▶ [What is expected] Can you render the lines of the items from the one containing "Pick out 53" up to and including the one containing "caret-icon [484,421,492,425]" as a JSON list of strings, one string per line, with blank lines dropped and the pictures left out?

▶ [Provided data]
□ □ □ □ □

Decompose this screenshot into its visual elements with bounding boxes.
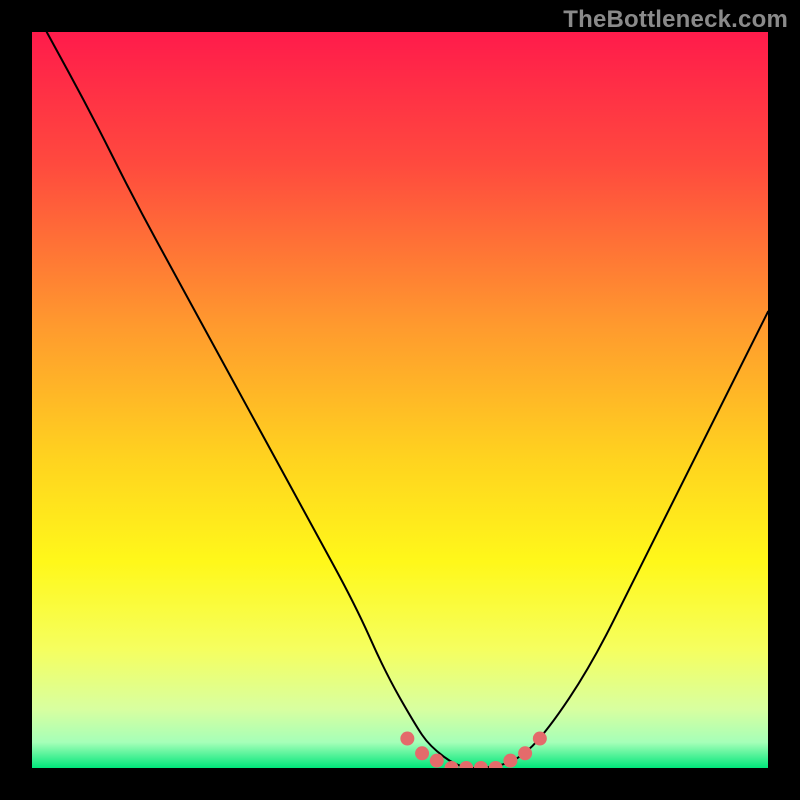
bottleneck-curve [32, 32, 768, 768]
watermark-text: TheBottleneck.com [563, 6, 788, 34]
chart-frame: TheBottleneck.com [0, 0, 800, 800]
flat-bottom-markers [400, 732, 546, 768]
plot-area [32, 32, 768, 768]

□ □ □ □ □

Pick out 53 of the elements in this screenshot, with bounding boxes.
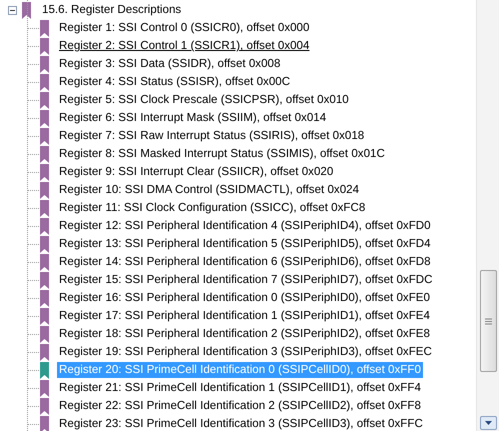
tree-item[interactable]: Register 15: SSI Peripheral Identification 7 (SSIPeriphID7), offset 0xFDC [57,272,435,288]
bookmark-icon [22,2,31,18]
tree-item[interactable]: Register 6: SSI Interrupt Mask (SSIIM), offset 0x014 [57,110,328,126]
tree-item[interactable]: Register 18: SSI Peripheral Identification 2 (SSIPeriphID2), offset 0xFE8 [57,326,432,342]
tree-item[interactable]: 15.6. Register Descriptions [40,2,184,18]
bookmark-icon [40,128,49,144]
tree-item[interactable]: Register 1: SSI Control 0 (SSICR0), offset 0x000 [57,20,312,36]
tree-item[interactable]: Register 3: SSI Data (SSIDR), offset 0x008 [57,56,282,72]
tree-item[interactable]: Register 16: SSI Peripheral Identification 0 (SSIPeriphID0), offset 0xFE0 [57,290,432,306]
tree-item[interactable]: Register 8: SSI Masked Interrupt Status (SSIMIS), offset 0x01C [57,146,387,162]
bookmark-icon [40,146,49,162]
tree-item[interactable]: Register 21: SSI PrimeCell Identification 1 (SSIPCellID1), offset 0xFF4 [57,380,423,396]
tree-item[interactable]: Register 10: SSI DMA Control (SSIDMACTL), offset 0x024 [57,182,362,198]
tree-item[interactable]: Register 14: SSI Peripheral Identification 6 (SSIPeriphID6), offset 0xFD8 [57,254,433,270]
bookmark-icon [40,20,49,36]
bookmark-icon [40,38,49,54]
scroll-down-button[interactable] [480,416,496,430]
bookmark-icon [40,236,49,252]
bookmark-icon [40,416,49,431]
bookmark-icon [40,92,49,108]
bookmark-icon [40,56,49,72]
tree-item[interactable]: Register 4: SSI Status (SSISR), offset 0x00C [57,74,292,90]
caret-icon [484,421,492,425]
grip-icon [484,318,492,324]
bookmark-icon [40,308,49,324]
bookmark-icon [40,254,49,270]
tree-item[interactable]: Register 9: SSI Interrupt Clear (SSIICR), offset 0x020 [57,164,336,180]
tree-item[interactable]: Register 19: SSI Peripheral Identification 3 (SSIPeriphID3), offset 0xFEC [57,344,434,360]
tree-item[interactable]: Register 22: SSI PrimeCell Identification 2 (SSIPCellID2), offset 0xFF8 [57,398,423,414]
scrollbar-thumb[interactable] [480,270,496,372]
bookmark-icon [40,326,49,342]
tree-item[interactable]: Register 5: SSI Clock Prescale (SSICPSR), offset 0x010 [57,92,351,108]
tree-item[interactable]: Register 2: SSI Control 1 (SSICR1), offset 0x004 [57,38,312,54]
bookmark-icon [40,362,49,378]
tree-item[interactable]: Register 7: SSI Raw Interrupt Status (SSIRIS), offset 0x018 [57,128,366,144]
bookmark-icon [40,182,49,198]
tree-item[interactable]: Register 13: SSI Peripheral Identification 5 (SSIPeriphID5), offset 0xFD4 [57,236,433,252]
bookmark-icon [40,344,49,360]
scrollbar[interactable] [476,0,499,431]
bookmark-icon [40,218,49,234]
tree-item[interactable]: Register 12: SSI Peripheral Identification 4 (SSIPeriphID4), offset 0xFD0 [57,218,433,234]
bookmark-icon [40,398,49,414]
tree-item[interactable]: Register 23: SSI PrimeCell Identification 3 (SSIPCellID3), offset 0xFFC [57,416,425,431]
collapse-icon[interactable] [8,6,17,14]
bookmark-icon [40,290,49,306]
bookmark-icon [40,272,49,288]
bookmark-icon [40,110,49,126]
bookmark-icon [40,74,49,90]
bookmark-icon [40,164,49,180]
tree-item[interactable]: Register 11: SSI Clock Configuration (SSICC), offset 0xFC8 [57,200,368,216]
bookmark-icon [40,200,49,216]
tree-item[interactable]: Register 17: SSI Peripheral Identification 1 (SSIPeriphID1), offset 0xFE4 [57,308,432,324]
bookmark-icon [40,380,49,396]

□ □ □ □ □

▶ [Completed task]
[
  "Pick out 53 of the elements in this screenshot, with bounding boxes.",
  "tree-item[interactable]: Register 15: SSI Peripheral Identification 7 (SSIPeriphID7), offset 0xFDC [57,272,435,288]",
  "bookmark-icon [22,2,31,18]",
  "tree-item[interactable]: Register 6: SSI Interrupt Mask (SSIIM), offset 0x014 [57,110,328,126]",
  "tree-item[interactable]: Register 18: SSI Peripheral Identification 2 (SSIPeriphID2), offset 0xFE8 [57,326,432,342]",
  "tree-item[interactable]: 15.6. Register Descriptions [40,2,184,18]",
  "bookmark-icon [40,128,49,144]",
  "tree-item[interactable]: Register 1: SSI Control 0 (SSICR0), offset 0x000 [57,20,312,36]",
  "tree-item[interactable]: Register 3: SSI Data (SSIDR), offset 0x008 [57,56,282,72]",
  "tree-item[interactable]: Register 16: SSI Peripheral Identification 0 (SSIPeriphID0), offset 0xFE0 [57,290,432,306]",
  "tree-item[interactable]: Register 8: SSI Masked Interrupt Status (SSIMIS), offset 0x01C [57,146,387,162]",
  "bookmark-icon [40,146,49,162]",
  "tree-item[interactable]: Register 21: SSI PrimeCell Identification 1 (SSIPCellID1), offset 0xFF4 [57,380,423,396]",
  "tree-item[interactable]: Register 10: SSI DMA Control (SSIDMACTL), offset 0x024 [57,182,362,198]",
  "tree-item[interactable]: Register 14: SSI Peripheral Identification 6 (SSIPeriphID6), offset 0xFD8 [57,254,433,270]",
  "bookmark-icon [40,20,49,36]",
  "bookmark-icon [40,38,49,54]",
  "scroll-down-button[interactable] [480,416,496,430]",
  "bookmark-icon [40,236,49,252]",
  "bookmark-icon [40,416,49,431]",
  "bookmark-icon [40,92,49,108]",
  "bookmark-icon [40,56,49,72]",
  "tree-item[interactable]: Register 4: SSI Status (SSISR), offset 0x00C [57,74,292,90]",
  "caret-icon [484,421,492,425]"
]